Problem statement: Look through the records below, count the lines with the word "JSON", and reply with only the number.

Stored records:

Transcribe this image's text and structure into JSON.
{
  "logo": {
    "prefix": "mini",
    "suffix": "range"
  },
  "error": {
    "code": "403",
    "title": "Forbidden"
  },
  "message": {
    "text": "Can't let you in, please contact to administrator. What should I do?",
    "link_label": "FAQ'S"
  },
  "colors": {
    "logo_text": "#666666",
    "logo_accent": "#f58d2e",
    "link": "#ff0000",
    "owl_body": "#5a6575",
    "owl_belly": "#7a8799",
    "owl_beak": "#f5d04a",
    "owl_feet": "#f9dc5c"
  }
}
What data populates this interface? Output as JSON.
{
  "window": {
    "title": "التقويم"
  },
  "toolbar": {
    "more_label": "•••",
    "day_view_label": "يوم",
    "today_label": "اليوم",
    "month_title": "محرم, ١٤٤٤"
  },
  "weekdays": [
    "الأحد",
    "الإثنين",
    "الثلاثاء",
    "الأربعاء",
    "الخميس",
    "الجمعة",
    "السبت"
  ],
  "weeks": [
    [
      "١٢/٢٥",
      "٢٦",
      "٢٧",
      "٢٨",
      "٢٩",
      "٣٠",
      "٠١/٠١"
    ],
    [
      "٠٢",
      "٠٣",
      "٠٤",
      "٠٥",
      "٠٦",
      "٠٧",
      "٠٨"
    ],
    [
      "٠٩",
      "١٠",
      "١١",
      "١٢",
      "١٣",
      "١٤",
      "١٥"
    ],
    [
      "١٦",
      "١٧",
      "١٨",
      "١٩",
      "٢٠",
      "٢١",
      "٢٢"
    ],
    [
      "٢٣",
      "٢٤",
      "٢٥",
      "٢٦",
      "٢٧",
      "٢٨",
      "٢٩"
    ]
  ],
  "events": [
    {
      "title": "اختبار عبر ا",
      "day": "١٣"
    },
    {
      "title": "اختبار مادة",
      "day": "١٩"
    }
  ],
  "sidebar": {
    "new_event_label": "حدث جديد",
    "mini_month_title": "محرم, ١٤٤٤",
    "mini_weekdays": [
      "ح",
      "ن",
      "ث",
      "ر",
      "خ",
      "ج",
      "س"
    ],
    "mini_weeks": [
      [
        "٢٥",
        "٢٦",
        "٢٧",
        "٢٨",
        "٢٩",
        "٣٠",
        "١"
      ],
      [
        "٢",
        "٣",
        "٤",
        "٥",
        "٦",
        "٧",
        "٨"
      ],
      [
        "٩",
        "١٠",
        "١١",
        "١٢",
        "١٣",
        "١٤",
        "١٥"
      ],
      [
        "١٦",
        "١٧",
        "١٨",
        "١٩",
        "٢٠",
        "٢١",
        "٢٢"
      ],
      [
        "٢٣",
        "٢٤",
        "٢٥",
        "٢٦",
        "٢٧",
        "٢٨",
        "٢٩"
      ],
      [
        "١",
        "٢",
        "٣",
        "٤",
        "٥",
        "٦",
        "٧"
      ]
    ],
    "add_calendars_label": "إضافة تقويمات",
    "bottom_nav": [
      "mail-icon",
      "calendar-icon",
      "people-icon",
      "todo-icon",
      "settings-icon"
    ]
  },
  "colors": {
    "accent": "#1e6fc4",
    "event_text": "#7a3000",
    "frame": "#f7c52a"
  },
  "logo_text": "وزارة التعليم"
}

...

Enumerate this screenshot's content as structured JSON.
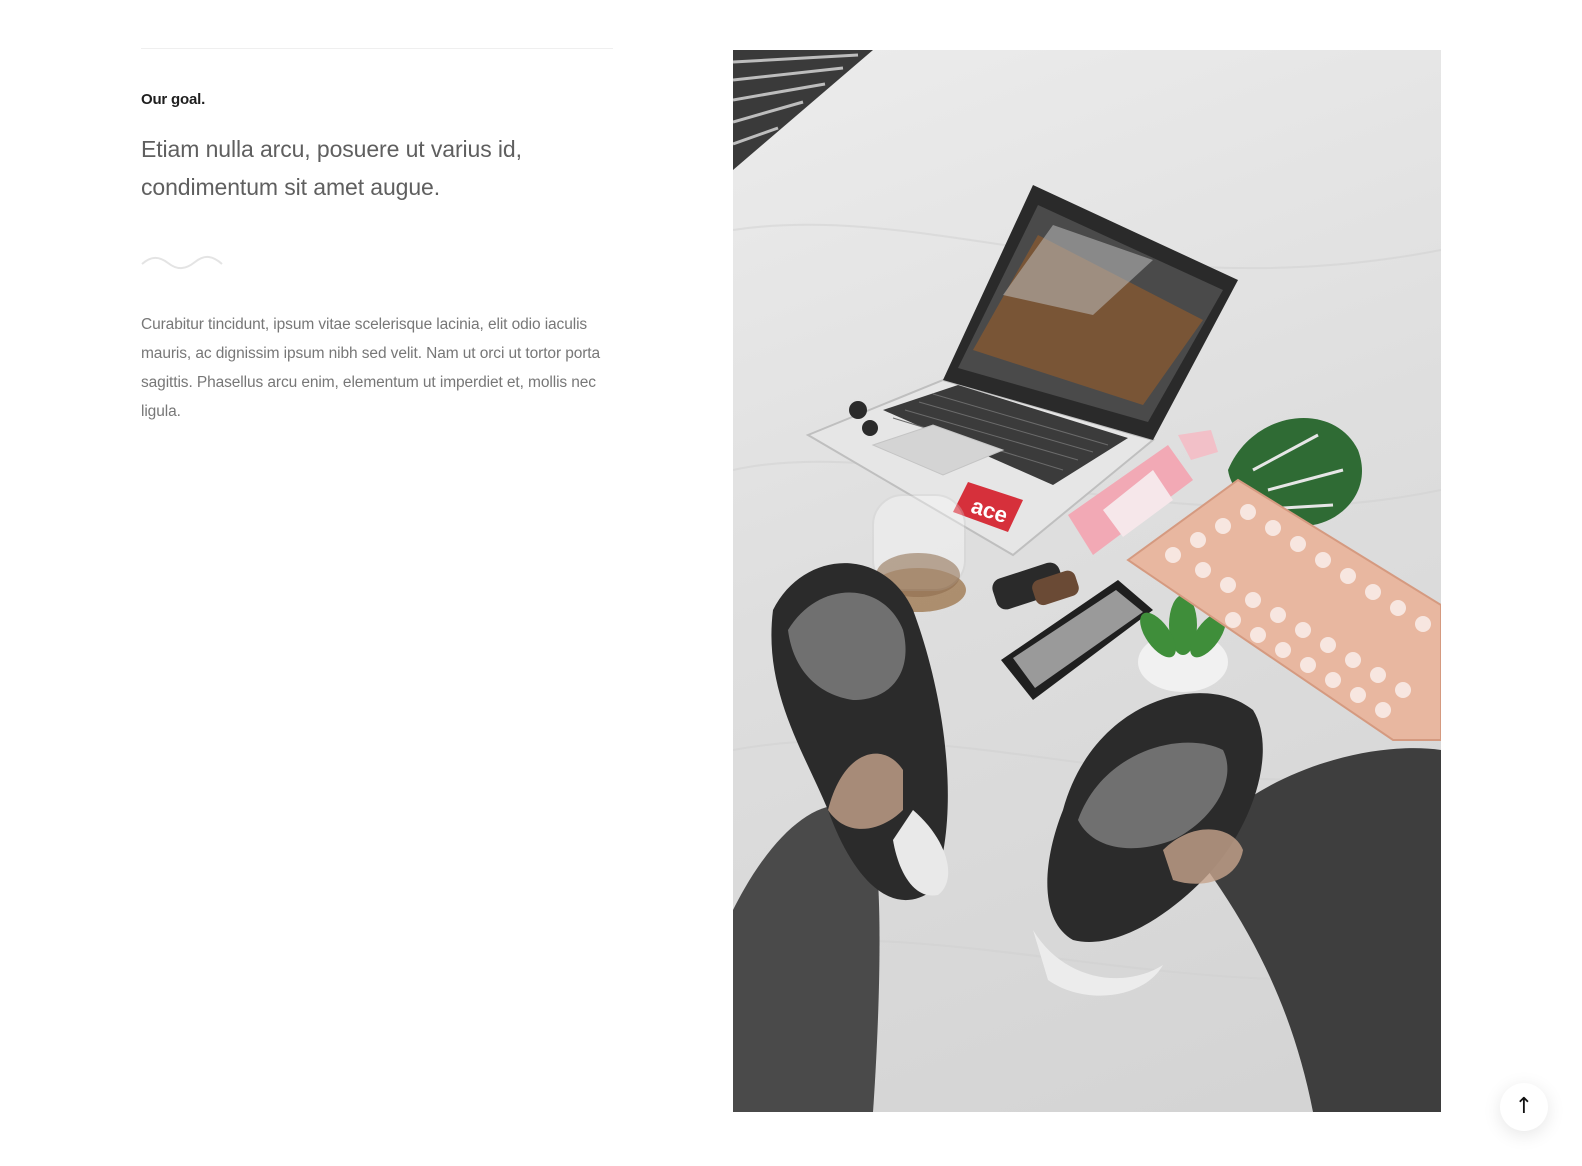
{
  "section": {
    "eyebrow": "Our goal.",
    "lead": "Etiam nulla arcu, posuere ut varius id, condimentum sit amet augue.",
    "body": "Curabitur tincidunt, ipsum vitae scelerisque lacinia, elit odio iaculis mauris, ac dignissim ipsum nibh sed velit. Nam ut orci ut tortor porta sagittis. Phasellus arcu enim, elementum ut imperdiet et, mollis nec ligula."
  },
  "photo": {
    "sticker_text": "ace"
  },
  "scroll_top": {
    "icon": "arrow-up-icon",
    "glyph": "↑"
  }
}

Answer for the task: 3